* [Work required]: All of the records below need to be copied exactly.

* [Records shown]:

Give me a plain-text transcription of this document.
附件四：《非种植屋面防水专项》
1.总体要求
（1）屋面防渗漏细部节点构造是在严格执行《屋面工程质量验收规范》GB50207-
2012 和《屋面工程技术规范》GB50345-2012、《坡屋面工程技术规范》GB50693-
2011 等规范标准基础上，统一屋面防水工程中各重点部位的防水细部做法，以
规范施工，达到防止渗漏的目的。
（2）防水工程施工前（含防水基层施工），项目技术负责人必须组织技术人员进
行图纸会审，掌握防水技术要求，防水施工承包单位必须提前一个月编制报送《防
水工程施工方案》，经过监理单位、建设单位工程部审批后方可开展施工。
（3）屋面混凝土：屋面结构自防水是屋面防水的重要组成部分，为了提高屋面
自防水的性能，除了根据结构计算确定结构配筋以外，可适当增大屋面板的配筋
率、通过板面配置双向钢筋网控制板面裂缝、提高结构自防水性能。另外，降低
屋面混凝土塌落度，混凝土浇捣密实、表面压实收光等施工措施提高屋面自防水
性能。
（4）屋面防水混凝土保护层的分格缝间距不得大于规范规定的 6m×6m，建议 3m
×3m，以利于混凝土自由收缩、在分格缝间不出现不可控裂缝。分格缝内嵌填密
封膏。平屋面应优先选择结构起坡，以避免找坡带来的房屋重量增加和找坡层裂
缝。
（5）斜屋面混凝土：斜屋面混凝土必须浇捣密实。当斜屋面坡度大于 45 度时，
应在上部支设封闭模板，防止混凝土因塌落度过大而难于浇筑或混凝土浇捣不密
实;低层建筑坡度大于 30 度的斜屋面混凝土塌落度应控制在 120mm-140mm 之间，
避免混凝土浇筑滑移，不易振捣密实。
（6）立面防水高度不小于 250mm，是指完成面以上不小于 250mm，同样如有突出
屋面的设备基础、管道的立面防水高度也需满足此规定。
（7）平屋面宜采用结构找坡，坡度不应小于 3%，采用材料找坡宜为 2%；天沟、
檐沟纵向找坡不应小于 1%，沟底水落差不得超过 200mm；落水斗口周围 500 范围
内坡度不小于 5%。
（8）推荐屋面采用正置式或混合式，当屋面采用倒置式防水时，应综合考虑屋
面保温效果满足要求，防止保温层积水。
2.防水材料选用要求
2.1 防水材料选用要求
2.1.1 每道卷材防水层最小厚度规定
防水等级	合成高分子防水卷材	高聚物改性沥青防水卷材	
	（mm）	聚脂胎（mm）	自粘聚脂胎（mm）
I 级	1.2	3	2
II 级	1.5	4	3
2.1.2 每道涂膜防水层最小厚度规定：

* [Reply]:
Give me a plain-text transcription of this document.
附件四：《非种植屋面防水专项》
1.总体要求
（1）屋面防渗漏细部节点构造是在严格执行《屋面工程质量验收规范》GB50207-
2012 和《屋面工程技术规范》GB50345-2012、《坡屋面工程技术规范》GB50693-
2011 等规范标准基础上，统一屋面防水工程中各重点部位的防水细部做法，以
规范施工，达到防止渗漏的目的。
（2）防水工程施工前（含防水基层施工），项目技术负责人必须组织技术人员进
行图纸会审，掌握防水技术要求，防水施工承包单位必须提前一个月编制报送《防
水工程施工方案》，经过监理单位、建设单位工程部审批后方可开展施工。
（3）屋面混凝土：屋面结构自防水是屋面防水的重要组成部分，为了提高屋面
自防水的性能，除了根据结构计算确定结构配筋以外，可适当增大屋面板的配筋
率、通过板面配置双向钢筋网控制板面裂缝、提高结构自防水性能。另外，降低
屋面混凝土塌落度，混凝土浇捣密实、表面压实收光等施工措施提高屋面自防水
性能。
（4）屋面防水混凝土保护层的分格缝间距不得大于规范规定的 6m×6m，建议 3m
×3m，以利于混凝土自由收缩、在分格缝间不出现不可控裂缝。分格缝内嵌填密
封膏。平屋面应优先选择结构起坡，以避免找坡带来的房屋重量增加和找坡层裂
缝。
（5）斜屋面混凝土：斜屋面混凝土必须浇捣密实。当斜屋面坡度大于 45 度时，
应在上部支设封闭模板，防止混凝土因塌落度过大而难于浇筑或混凝土浇捣不密
实;低层建筑坡度大于 30 度的斜屋面混凝土塌落度应控制在 120mm-140mm 之间，
避免混凝土浇筑滑移，不易振捣密实。
（6）立面防水高度不小于 250mm，是指完成面以上不小于 250mm，同样如有突出
屋面的设备基础、管道的立面防水高度也需满足此规定。
（7）平屋面宜采用结构找坡，坡度不应小于 3%，采用材料找坡宜为 2%；天沟、
檐沟纵向找坡不应小于 1%，沟底水落差不得超过 200mm；落水斗口周围 500 范围
内坡度不小于 5%。
（8）推荐屋面采用正置式或混合式，当屋面采用倒置式防水时，应综合考虑屋
面保温效果满足要求，防止保温层积水。
2.防水材料选用要求
2.1 防水材料选用要求
2.1.1 每道卷材防水层最小厚度规定
防水等级	合成高分子防水卷材	高聚物改性沥青防水卷材	
	（mm）	聚脂胎（mm）	自粘聚脂胎（mm）
I 级	1.2	3	2
II 级	1.5	4	3
2.1.2 每道涂膜防水层最小厚度规定：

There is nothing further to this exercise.